* THE REQUEST *
Of the lines in these entries, how many contain the string "JSON"? Give the number and nothing else.

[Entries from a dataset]
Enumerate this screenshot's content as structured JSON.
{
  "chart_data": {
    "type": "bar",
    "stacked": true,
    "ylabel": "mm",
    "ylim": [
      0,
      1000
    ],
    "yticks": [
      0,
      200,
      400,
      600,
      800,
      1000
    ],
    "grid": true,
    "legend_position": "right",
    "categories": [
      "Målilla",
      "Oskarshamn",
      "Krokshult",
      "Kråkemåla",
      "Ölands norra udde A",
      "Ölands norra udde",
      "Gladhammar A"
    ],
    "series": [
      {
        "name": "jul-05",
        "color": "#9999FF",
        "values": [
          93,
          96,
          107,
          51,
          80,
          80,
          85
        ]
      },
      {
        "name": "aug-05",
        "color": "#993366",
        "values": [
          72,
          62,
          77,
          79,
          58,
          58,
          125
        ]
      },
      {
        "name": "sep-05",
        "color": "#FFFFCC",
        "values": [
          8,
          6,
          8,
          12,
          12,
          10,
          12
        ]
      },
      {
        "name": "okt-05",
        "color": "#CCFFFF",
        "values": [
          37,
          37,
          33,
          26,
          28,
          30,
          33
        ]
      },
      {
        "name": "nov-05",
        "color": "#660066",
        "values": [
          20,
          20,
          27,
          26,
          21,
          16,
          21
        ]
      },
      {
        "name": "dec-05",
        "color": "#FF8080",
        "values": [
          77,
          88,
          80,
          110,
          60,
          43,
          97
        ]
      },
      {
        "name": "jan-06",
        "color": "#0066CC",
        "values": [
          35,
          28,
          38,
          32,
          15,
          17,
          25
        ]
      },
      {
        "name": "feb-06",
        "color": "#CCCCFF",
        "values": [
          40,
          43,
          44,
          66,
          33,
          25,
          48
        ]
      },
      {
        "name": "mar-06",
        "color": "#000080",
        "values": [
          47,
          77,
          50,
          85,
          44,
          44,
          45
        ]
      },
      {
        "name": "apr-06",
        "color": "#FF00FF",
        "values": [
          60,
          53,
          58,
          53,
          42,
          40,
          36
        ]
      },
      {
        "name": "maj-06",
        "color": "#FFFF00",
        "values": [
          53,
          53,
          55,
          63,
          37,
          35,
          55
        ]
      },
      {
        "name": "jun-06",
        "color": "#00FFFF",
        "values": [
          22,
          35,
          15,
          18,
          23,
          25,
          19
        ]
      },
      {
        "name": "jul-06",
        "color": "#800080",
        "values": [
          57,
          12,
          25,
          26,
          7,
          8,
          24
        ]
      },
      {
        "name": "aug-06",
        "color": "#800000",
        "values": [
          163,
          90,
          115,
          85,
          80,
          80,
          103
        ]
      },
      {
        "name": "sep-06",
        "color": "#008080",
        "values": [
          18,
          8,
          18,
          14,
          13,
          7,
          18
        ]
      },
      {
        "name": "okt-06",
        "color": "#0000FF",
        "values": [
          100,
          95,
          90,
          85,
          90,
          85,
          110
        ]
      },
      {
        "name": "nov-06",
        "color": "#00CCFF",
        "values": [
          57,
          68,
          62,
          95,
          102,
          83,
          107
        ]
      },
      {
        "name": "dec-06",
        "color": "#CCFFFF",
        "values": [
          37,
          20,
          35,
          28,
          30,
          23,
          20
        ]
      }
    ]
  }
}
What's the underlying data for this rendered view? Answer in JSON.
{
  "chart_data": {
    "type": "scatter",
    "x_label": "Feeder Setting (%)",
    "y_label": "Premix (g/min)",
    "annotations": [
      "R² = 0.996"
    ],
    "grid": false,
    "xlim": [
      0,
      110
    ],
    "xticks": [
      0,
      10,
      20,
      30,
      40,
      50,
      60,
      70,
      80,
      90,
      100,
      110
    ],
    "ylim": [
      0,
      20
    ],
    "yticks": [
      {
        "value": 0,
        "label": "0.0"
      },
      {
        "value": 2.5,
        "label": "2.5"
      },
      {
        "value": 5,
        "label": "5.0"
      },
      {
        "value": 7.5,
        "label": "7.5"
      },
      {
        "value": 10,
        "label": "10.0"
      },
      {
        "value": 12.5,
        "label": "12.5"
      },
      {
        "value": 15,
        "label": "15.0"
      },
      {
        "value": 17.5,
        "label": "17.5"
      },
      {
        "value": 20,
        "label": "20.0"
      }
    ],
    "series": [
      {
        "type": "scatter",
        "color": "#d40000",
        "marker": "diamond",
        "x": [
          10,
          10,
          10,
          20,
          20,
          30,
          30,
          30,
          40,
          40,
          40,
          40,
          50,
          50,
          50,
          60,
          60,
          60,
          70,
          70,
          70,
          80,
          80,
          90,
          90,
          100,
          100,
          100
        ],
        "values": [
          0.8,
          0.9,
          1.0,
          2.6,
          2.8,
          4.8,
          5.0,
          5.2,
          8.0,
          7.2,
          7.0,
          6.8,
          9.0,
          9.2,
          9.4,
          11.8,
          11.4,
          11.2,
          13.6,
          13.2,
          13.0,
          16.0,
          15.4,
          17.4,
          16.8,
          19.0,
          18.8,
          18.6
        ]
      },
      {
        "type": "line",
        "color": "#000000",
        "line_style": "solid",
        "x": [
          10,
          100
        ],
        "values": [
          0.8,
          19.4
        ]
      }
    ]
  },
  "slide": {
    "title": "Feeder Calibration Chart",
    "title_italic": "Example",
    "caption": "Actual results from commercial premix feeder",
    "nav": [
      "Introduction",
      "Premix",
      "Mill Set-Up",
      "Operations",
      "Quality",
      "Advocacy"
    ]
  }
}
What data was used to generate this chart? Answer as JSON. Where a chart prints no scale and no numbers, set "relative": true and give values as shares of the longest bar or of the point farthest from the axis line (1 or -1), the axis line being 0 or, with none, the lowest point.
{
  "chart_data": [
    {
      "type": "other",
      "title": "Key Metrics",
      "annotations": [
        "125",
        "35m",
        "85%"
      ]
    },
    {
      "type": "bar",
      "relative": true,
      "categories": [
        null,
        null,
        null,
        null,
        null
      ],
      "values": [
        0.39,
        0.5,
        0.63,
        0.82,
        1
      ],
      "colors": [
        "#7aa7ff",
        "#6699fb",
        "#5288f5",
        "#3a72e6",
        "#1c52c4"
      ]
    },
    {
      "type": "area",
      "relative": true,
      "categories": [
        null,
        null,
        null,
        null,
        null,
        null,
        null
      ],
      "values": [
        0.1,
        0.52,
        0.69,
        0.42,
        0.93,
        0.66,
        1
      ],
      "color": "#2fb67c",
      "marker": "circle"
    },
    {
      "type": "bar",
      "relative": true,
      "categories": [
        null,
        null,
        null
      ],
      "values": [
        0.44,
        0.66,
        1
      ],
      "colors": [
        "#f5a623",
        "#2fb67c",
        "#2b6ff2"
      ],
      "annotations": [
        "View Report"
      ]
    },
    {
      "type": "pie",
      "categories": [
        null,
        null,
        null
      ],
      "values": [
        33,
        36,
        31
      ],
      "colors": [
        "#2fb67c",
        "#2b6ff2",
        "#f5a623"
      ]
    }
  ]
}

* THE SOLUTION *
3